What you need to do: Copy every record exactly, and keep the pictures out.

----------------------------------------

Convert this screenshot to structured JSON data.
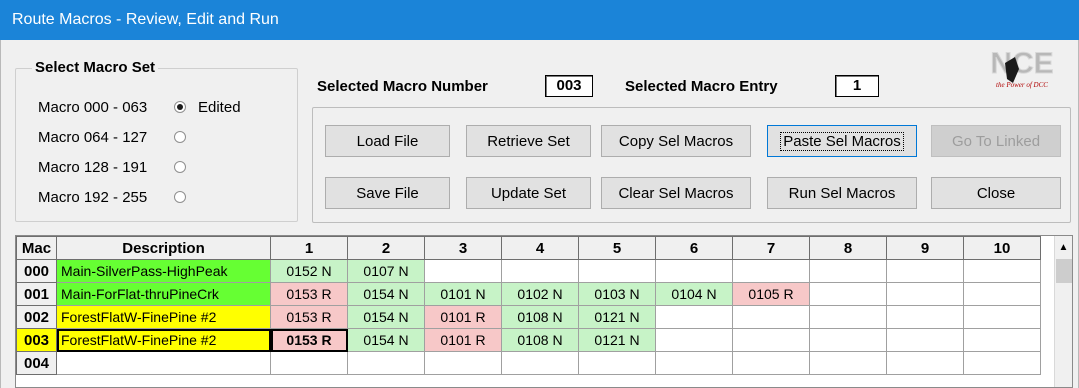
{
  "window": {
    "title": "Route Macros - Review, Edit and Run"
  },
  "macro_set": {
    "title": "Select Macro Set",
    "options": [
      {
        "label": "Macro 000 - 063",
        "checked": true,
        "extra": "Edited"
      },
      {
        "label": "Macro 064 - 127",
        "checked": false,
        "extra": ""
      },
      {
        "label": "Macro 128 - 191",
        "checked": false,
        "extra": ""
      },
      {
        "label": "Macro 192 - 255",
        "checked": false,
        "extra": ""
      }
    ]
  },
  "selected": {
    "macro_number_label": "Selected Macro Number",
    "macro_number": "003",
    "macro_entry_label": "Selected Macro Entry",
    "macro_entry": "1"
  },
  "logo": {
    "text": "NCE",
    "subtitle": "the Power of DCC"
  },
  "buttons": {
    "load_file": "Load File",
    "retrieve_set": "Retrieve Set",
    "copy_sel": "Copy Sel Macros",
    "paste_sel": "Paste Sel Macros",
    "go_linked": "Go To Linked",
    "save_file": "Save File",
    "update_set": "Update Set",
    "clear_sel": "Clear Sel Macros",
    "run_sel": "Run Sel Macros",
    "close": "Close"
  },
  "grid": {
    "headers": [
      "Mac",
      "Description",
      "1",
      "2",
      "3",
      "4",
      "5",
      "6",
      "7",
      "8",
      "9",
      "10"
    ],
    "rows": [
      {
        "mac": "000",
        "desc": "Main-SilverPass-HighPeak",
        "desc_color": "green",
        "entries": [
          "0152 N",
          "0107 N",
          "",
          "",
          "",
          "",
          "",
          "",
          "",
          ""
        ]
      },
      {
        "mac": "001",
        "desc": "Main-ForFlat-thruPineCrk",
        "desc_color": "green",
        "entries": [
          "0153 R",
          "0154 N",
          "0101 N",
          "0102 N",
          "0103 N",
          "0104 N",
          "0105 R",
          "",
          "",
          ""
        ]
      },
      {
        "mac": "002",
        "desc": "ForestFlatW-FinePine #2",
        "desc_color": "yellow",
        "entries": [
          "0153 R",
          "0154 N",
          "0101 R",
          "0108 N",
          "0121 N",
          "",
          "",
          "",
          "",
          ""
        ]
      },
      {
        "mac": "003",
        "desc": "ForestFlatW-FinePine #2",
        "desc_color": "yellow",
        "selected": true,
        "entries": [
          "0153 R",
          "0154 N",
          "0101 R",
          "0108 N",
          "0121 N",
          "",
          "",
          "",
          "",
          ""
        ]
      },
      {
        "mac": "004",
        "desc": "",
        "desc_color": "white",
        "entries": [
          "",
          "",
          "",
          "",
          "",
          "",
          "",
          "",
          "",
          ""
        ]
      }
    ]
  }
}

----------------------------------------

Result of the task:
Convert this screenshot to structured JSON data.
{
  "window": {
    "title": "Route Macros - Review, Edit and Run"
  },
  "macro_set": {
    "title": "Select Macro Set",
    "options": [
      {
        "label": "Macro 000 - 063",
        "checked": true,
        "extra": "Edited"
      },
      {
        "label": "Macro 064 - 127",
        "checked": false,
        "extra": ""
      },
      {
        "label": "Macro 128 - 191",
        "checked": false,
        "extra": ""
      },
      {
        "label": "Macro 192 - 255",
        "checked": false,
        "extra": ""
      }
    ]
  },
  "selected": {
    "macro_number_label": "Selected Macro Number",
    "macro_number": "003",
    "macro_entry_label": "Selected Macro Entry",
    "macro_entry": "1"
  },
  "logo": {
    "text": "NCE",
    "subtitle": "the Power of DCC"
  },
  "buttons": {
    "load_file": "Load File",
    "retrieve_set": "Retrieve Set",
    "copy_sel": "Copy Sel Macros",
    "paste_sel": "Paste Sel Macros",
    "go_linked": "Go To Linked",
    "save_file": "Save File",
    "update_set": "Update Set",
    "clear_sel": "Clear Sel Macros",
    "run_sel": "Run Sel Macros",
    "close": "Close"
  },
  "grid": {
    "headers": [
      "Mac",
      "Description",
      "1",
      "2",
      "3",
      "4",
      "5",
      "6",
      "7",
      "8",
      "9",
      "10"
    ],
    "rows": [
      {
        "mac": "000",
        "desc": "Main-SilverPass-HighPeak",
        "desc_color": "green",
        "entries": [
          "0152 N",
          "0107 N",
          "",
          "",
          "",
          "",
          "",
          "",
          "",
          ""
        ]
      },
      {
        "mac": "001",
        "desc": "Main-ForFlat-thruPineCrk",
        "desc_color": "green",
        "entries": [
          "0153 R",
          "0154 N",
          "0101 N",
          "0102 N",
          "0103 N",
          "0104 N",
          "0105 R",
          "",
          "",
          ""
        ]
      },
      {
        "mac": "002",
        "desc": "ForestFlatW-FinePine #2",
        "desc_color": "yellow",
        "entries": [
          "0153 R",
          "0154 N",
          "0101 R",
          "0108 N",
          "0121 N",
          "",
          "",
          "",
          "",
          ""
        ]
      },
      {
        "mac": "003",
        "desc": "ForestFlatW-FinePine #2",
        "desc_color": "yellow",
        "selected": true,
        "entries": [
          "0153 R",
          "0154 N",
          "0101 R",
          "0108 N",
          "0121 N",
          "",
          "",
          "",
          "",
          ""
        ]
      },
      {
        "mac": "004",
        "desc": "",
        "desc_color": "white",
        "entries": [
          "",
          "",
          "",
          "",
          "",
          "",
          "",
          "",
          "",
          ""
        ]
      }
    ]
  }
}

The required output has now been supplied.